— Start Given information —
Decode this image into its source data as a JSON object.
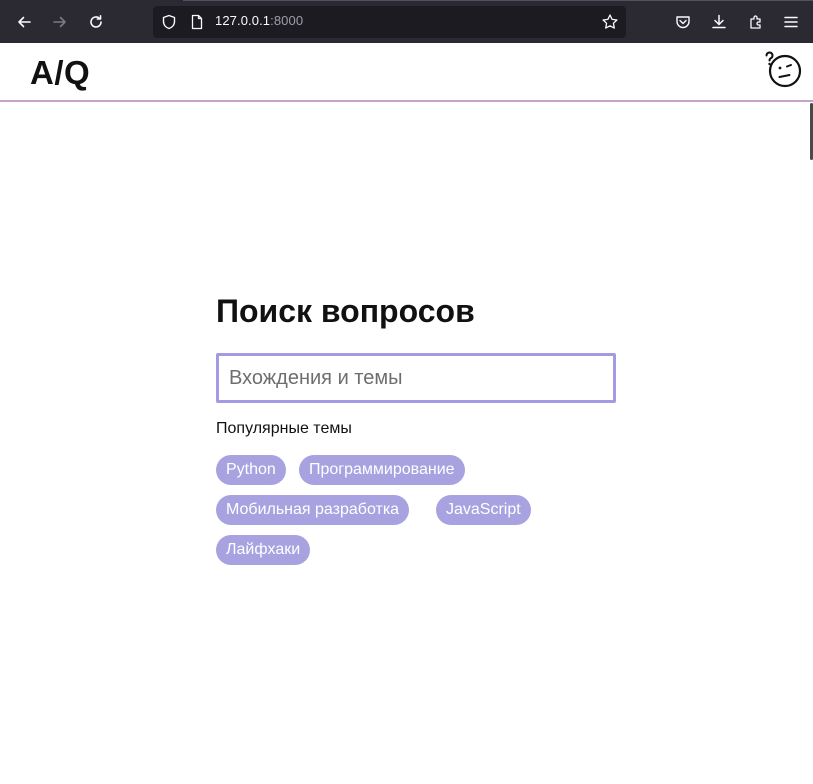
{
  "browser": {
    "url_host": "127.0.0.1",
    "url_port": ":8000"
  },
  "site": {
    "logo": "A/Q",
    "avatar_icon": "confused-face-icon"
  },
  "main": {
    "title": "Поиск вопросов",
    "search_placeholder": "Вхождения и темы",
    "popular_label": "Популярные темы",
    "tags": [
      "Python",
      "Программирование",
      "Мобильная разработка",
      "JavaScript",
      "Лайфхаки"
    ]
  },
  "colors": {
    "accent": "#a29be3",
    "tag_bg": "#a8a2e0",
    "header_border": "#c9a2cb"
  }
}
— End Given information —
= Work instructions =
Restate the data above word for word. Do not include the images.

= Complete output =
Decode this image into its source data as a JSON object.
{
  "browser": {
    "url_host": "127.0.0.1",
    "url_port": ":8000"
  },
  "site": {
    "logo": "A/Q",
    "avatar_icon": "confused-face-icon"
  },
  "main": {
    "title": "Поиск вопросов",
    "search_placeholder": "Вхождения и темы",
    "popular_label": "Популярные темы",
    "tags": [
      "Python",
      "Программирование",
      "Мобильная разработка",
      "JavaScript",
      "Лайфхаки"
    ]
  },
  "colors": {
    "accent": "#a29be3",
    "tag_bg": "#a8a2e0",
    "header_border": "#c9a2cb"
  }
}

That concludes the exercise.